• [Exercise inputs]:
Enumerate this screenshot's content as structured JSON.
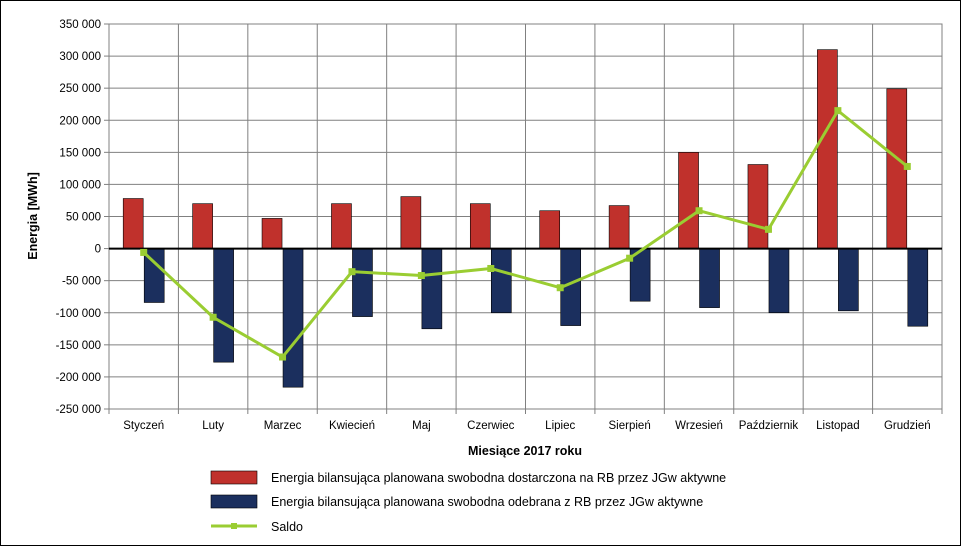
{
  "chart_data": {
    "type": "bar",
    "title": "",
    "xlabel": "Miesiące 2017  roku",
    "ylabel": "Energia [MWh]",
    "ylim": [
      -250000,
      350000
    ],
    "ytick_step": 50000,
    "ytick_labels": [
      "350 000",
      "300 000",
      "250 000",
      "200 000",
      "150 000",
      "100 000",
      "50 000",
      "0",
      "-50 000",
      "-100 000",
      "-150 000",
      "-200 000",
      "-250 000"
    ],
    "grid": true,
    "legend_position": "bottom",
    "categories": [
      "Styczeń",
      "Luty",
      "Marzec",
      "Kwiecień",
      "Maj",
      "Czerwiec",
      "Lipiec",
      "Sierpień",
      "Wrzesień",
      "Październik",
      "Listopad",
      "Grudzień"
    ],
    "series": [
      {
        "name": "Energia bilansująca planowana swobodna dostarczona na RB przez JGw aktywne",
        "type": "bar",
        "color": "#c0312c",
        "values": [
          78000,
          70000,
          47000,
          70000,
          81000,
          70000,
          59000,
          67000,
          150000,
          131000,
          310000,
          249000
        ]
      },
      {
        "name": "Energia bilansująca planowana swobodna odebrana z RB przez JGw aktywne",
        "type": "bar",
        "color": "#1b2f5e",
        "values": [
          -84000,
          -177000,
          -216000,
          -106000,
          -125000,
          -100000,
          -120000,
          -82000,
          -92000,
          -100000,
          -97000,
          -121000
        ]
      },
      {
        "name": "Saldo",
        "type": "line",
        "color": "#9acd32",
        "values": [
          -6000,
          -107000,
          -169000,
          -36000,
          -42000,
          -31000,
          -61000,
          -15000,
          59000,
          30000,
          215000,
          128000
        ]
      }
    ]
  }
}
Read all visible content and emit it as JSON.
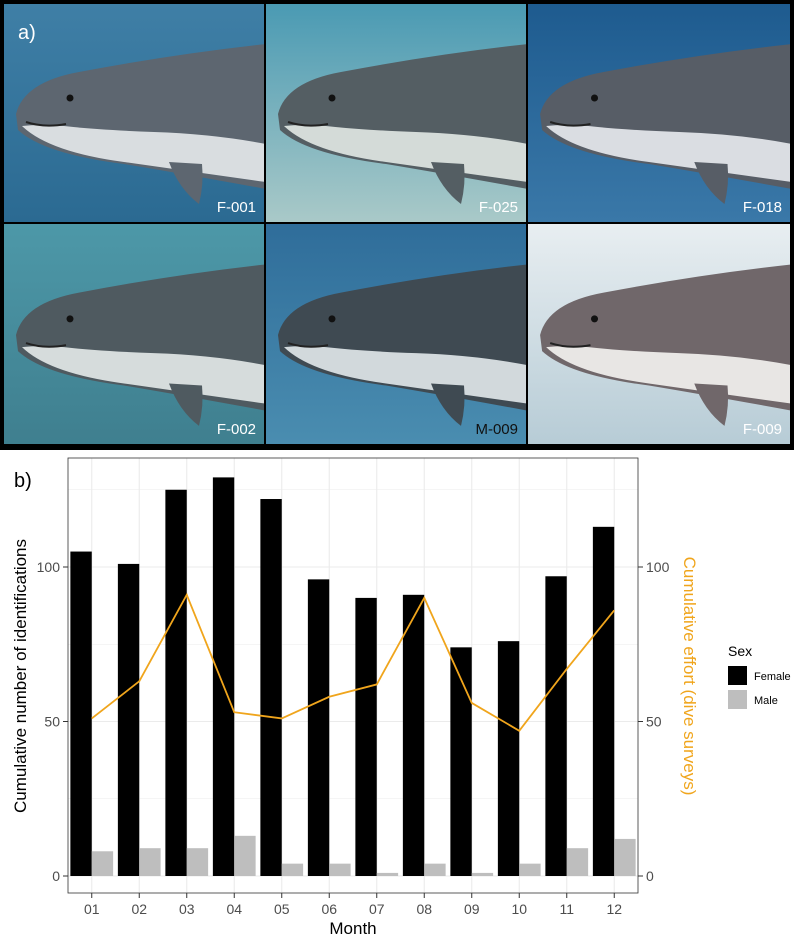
{
  "panel_a": {
    "letter": "a)",
    "tiles": [
      {
        "label": "F-001",
        "bg_top": "#3f7fa6",
        "bg_bottom": "#2b6a92",
        "shark": "#5d6670",
        "belly": "#d9dde0"
      },
      {
        "label": "F-025",
        "bg_top": "#4a9ab3",
        "bg_bottom": "#a9c9c8",
        "shark": "#545e63",
        "belly": "#d4dbd8"
      },
      {
        "label": "F-018",
        "bg_top": "#1e5b8f",
        "bg_bottom": "#3a78a8",
        "shark": "#575d66",
        "belly": "#dadde2"
      },
      {
        "label": "F-002",
        "bg_top": "#4d98a8",
        "bg_bottom": "#3f7f8f",
        "shark": "#4f5a60",
        "belly": "#d6dcdc"
      },
      {
        "label": "M-009",
        "bg_top": "#2f6d9a",
        "bg_bottom": "#4a8db0",
        "shark": "#3f4a52",
        "belly": "#d2d9dc"
      },
      {
        "label": "F-009",
        "bg_top": "#e8eef1",
        "bg_bottom": "#b7ccd6",
        "shark": "#70676a",
        "belly": "#e8e6e4"
      }
    ]
  },
  "panel_b": {
    "letter": "b)"
  },
  "chart_data": {
    "type": "bar",
    "categories": [
      "01",
      "02",
      "03",
      "04",
      "05",
      "06",
      "07",
      "08",
      "09",
      "10",
      "11",
      "12"
    ],
    "series": [
      {
        "name": "Female",
        "color": "#000000",
        "values": [
          105,
          101,
          125,
          129,
          122,
          96,
          90,
          91,
          74,
          76,
          97,
          113
        ]
      },
      {
        "name": "Male",
        "color": "#bebebe",
        "values": [
          8,
          9,
          9,
          13,
          4,
          4,
          1,
          4,
          1,
          4,
          9,
          12
        ]
      }
    ],
    "line_series": {
      "color": "#f0a51c",
      "values": [
        51,
        63,
        91,
        53,
        51,
        58,
        62,
        90,
        56,
        47,
        67,
        86
      ]
    },
    "xlabel": "Month",
    "ylabel": "Cumulative number of identifications",
    "y2label": "Cumulative effort (dive surveys)",
    "ylim": [
      0,
      135
    ],
    "y2lim": [
      0,
      135
    ],
    "yticks": [
      0,
      50,
      100
    ],
    "y2ticks": [
      0,
      50,
      100
    ],
    "legend": {
      "title": "Sex",
      "position": "right"
    },
    "grid": true
  }
}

• [Exercise]: Gather all lines from the listing above in which "Energia" occurs.

• [Task result]:
    "ylabel": "Energia [MWh]",
        "name": "Energia bilansująca planowana swobodna dostarczona na RB przez JGw aktywne",
        "name": "Energia bilansująca planowana swobodna odebrana z RB przez JGw aktywne",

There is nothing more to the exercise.